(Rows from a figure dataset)
═══

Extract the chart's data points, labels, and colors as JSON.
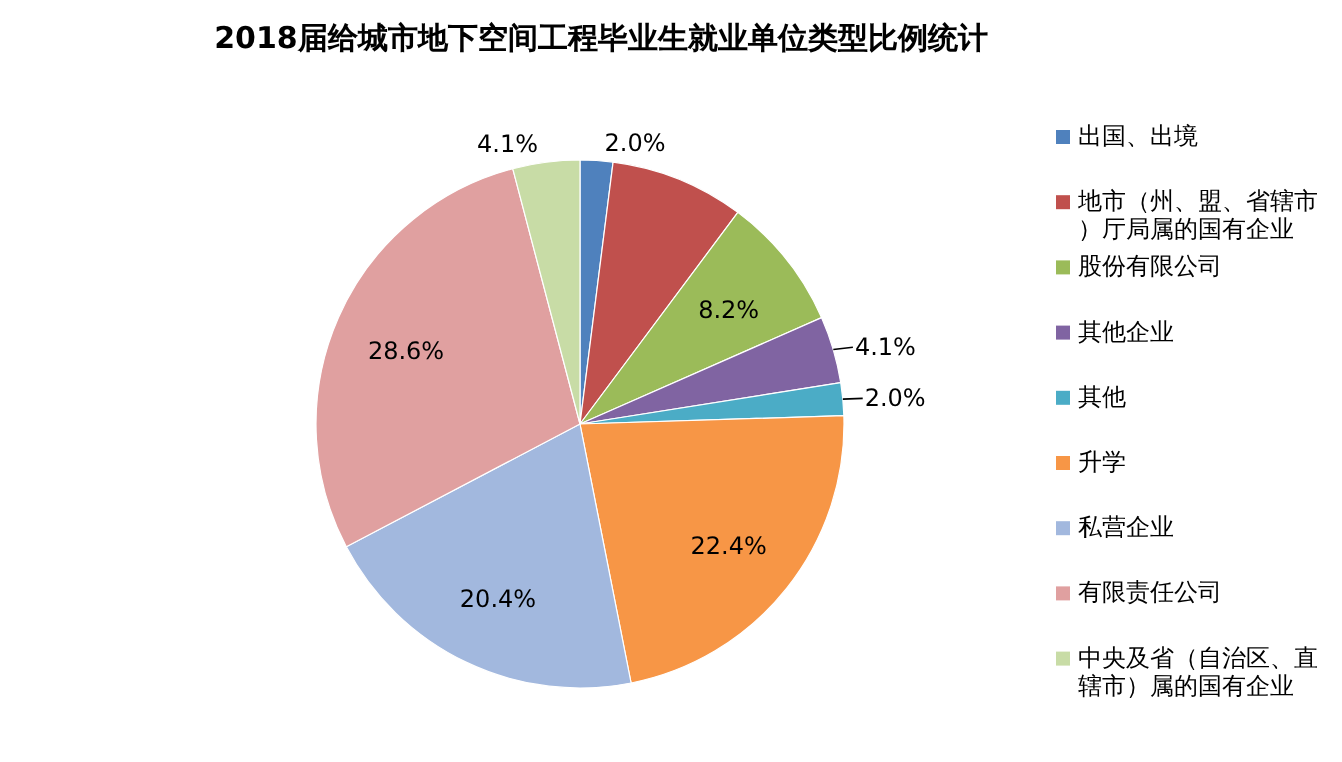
{
  "chart_data": {
    "type": "pie",
    "title": "2018届给城市地下空间工程毕业生就业单位类型比例统计",
    "categories": [
      "出国、出境",
      "地市（州、盟、省辖市）厅局属的国有企业",
      "股份有限公司",
      "其他企业",
      "其他",
      "升学",
      "私营企业",
      "有限责任公司",
      "中央及省（自治区、直辖市）属的国有企业"
    ],
    "values": [
      2.0,
      8.2,
      8.2,
      4.1,
      2.0,
      22.4,
      20.4,
      28.6,
      4.1
    ],
    "value_labels": [
      "2.0%",
      null,
      "8.2%",
      "4.1%",
      "2.0%",
      "22.4%",
      "20.4%",
      "28.6%",
      "4.1%"
    ],
    "colors": [
      "#4f81bd",
      "#c0504d",
      "#9bbb59",
      "#8064a2",
      "#4bacc6",
      "#f79646",
      "#a2b8de",
      "#e0a0a0",
      "#c8dca6"
    ],
    "legend": "right"
  }
}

═══

Copy the material above exactly and drop the pictures.

Extract the chart's data points, labels, and colors as JSON.
{
  "chart_data": {
    "type": "pie",
    "title": "2018届给城市地下空间工程毕业生就业单位类型比例统计",
    "categories": [
      "出国、出境",
      "地市（州、盟、省辖市）厅局属的国有企业",
      "股份有限公司",
      "其他企业",
      "其他",
      "升学",
      "私营企业",
      "有限责任公司",
      "中央及省（自治区、直辖市）属的国有企业"
    ],
    "values": [
      2.0,
      8.2,
      8.2,
      4.1,
      2.0,
      22.4,
      20.4,
      28.6,
      4.1
    ],
    "value_labels": [
      "2.0%",
      null,
      "8.2%",
      "4.1%",
      "2.0%",
      "22.4%",
      "20.4%",
      "28.6%",
      "4.1%"
    ],
    "colors": [
      "#4f81bd",
      "#c0504d",
      "#9bbb59",
      "#8064a2",
      "#4bacc6",
      "#f79646",
      "#a2b8de",
      "#e0a0a0",
      "#c8dca6"
    ],
    "legend": "right"
  }
}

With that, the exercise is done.